### Written task
Lines containing the string "name" are to be collected in full.

* Begin Records for processing *

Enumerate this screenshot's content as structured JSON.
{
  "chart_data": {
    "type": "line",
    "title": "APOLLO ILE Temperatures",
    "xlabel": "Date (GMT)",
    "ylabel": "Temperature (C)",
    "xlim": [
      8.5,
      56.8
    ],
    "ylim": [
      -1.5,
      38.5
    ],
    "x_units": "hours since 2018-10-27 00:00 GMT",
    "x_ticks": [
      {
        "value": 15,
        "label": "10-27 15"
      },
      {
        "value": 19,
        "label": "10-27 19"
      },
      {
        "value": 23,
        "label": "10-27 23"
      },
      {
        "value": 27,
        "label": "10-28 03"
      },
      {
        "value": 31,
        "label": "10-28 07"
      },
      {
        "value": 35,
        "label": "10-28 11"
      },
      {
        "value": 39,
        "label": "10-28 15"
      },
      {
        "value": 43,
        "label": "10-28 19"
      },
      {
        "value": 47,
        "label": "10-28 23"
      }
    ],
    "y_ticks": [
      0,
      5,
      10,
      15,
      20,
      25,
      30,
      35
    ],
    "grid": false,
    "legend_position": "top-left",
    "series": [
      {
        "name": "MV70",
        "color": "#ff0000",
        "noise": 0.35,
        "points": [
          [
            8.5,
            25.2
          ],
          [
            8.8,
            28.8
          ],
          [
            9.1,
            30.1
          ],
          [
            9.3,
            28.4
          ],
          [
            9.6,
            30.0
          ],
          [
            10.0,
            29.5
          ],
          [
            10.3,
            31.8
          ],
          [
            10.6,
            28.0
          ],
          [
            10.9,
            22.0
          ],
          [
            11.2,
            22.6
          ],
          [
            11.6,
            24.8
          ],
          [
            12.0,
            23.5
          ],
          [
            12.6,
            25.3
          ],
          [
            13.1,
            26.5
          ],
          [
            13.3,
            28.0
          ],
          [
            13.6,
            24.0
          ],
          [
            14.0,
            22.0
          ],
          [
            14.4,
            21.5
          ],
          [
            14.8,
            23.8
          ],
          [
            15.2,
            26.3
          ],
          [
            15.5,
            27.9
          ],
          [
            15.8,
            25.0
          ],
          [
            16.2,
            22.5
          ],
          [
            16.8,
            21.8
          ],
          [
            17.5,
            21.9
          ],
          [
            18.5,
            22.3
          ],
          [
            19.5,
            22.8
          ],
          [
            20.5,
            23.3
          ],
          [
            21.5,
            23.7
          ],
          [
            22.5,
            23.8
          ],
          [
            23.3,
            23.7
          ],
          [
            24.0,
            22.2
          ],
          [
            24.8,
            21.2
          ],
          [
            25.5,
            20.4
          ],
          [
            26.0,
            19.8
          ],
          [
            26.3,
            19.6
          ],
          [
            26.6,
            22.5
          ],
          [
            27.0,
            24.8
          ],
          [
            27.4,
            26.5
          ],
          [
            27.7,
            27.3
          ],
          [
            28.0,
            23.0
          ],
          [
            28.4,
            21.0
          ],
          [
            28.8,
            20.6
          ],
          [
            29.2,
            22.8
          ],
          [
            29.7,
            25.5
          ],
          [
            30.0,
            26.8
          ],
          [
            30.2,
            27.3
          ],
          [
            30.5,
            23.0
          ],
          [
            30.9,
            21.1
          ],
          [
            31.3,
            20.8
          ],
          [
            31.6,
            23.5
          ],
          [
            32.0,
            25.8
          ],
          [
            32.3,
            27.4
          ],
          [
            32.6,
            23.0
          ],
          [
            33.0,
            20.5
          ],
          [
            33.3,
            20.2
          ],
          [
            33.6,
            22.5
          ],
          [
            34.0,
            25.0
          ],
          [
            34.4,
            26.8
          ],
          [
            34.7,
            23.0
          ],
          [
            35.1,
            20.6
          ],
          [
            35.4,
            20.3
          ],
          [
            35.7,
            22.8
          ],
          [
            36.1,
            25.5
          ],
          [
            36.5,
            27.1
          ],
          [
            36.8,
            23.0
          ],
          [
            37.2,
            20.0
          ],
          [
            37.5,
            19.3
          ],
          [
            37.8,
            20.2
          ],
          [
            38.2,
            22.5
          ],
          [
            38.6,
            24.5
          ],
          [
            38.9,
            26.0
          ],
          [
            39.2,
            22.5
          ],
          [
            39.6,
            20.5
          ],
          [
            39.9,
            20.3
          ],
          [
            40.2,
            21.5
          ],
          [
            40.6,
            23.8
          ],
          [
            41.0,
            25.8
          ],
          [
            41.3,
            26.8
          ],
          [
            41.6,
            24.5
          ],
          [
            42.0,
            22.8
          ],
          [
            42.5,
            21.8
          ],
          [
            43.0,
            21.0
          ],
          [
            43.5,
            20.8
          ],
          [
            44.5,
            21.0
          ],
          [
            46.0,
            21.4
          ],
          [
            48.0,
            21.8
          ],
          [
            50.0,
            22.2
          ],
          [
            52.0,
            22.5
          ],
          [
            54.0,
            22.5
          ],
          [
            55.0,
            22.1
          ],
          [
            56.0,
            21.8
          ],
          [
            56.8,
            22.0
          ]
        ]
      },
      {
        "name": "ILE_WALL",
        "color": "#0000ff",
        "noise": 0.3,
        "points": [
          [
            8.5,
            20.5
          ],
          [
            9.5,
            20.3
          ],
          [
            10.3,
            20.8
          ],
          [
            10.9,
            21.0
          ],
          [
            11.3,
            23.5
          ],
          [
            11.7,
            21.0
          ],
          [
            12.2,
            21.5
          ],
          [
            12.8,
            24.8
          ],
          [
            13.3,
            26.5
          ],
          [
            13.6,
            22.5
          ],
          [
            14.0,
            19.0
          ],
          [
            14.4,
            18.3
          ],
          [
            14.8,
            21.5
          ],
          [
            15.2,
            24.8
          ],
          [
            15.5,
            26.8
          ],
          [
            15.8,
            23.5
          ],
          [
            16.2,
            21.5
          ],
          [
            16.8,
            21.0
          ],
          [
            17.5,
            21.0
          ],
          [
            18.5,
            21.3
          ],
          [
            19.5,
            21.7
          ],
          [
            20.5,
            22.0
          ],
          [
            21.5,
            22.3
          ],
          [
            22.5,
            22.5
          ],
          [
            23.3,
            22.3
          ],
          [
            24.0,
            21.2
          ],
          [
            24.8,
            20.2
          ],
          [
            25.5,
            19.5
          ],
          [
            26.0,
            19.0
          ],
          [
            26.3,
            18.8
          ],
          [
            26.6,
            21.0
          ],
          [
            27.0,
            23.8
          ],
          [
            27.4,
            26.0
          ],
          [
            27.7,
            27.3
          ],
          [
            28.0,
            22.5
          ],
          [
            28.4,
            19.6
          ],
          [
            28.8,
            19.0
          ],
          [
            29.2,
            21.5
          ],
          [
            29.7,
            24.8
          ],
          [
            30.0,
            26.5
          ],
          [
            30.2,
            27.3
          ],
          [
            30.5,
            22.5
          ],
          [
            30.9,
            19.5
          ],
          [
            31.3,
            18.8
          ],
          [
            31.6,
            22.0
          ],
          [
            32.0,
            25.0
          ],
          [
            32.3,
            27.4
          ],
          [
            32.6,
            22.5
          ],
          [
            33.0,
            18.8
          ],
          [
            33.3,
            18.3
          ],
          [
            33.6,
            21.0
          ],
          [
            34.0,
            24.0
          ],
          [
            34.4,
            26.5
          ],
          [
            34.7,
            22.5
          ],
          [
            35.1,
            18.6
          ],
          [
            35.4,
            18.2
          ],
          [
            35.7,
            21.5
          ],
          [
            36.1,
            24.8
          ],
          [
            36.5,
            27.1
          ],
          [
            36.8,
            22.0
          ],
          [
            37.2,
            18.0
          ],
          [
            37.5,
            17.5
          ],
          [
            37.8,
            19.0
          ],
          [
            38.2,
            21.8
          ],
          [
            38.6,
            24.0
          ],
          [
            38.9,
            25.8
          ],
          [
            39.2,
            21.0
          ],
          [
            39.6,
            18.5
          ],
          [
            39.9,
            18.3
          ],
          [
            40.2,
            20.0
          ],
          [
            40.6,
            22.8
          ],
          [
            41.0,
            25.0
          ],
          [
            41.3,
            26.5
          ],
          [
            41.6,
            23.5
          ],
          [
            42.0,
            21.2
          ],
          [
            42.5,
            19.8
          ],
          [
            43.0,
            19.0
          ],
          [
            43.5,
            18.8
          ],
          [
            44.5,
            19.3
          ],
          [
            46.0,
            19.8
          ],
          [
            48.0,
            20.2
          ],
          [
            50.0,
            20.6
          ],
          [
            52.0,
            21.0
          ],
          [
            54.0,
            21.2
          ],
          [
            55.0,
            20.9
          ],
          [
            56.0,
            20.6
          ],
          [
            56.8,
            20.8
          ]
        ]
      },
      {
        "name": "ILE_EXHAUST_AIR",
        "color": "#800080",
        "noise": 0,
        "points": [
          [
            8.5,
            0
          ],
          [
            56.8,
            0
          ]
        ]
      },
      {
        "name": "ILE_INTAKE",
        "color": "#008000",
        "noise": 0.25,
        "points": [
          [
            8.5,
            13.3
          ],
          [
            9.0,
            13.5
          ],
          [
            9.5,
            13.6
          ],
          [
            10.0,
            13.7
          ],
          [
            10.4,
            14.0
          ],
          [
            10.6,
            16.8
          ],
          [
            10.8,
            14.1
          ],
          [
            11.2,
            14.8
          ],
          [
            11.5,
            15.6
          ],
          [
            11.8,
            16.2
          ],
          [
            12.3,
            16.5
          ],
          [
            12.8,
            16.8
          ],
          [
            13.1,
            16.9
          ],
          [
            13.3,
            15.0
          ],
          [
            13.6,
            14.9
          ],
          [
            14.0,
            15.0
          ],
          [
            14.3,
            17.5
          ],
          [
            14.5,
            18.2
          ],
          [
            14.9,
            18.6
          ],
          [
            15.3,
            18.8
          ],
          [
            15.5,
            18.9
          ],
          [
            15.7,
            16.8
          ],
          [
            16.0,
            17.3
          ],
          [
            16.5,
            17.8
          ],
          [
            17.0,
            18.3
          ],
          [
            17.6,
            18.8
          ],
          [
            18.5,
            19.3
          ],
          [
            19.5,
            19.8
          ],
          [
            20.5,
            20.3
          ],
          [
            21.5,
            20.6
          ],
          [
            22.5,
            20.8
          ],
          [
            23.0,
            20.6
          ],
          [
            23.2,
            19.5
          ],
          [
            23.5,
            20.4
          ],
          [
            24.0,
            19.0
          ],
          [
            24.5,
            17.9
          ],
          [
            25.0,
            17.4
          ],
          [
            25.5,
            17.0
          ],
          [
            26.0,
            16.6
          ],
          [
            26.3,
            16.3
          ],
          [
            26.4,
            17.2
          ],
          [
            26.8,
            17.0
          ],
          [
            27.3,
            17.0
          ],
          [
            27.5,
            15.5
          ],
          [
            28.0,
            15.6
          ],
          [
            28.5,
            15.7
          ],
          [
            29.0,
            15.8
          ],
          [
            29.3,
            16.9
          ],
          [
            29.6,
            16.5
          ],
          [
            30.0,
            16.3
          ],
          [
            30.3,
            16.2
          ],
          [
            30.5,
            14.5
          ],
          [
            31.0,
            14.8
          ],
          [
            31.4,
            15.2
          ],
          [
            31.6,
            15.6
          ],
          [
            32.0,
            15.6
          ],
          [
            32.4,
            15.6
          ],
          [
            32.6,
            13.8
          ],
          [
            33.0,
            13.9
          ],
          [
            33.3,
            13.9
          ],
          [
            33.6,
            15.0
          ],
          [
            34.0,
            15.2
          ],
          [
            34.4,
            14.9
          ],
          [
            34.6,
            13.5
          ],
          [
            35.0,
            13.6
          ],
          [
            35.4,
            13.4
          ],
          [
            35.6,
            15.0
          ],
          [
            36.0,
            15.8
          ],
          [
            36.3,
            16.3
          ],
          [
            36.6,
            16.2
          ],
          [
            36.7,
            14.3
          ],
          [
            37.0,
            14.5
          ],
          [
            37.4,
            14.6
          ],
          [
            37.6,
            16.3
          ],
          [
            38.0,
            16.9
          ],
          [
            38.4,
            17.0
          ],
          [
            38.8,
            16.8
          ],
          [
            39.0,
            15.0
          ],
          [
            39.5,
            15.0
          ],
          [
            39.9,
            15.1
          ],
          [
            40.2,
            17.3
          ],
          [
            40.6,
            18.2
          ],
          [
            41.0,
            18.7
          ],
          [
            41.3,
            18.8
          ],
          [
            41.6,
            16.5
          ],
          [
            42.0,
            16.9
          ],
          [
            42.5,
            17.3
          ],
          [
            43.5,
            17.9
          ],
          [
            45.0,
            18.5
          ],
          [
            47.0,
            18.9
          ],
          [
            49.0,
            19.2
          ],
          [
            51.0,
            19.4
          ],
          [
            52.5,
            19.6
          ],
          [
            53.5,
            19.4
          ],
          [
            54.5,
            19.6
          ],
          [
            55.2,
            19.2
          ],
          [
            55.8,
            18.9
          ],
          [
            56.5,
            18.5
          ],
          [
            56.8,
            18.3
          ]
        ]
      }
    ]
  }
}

* End Records for processing *

### Exercise result
        "name": "MV70",
        "name": "ILE_WALL",
        "name": "ILE_EXHAUST_AIR",
        "name": "ILE_INTAKE",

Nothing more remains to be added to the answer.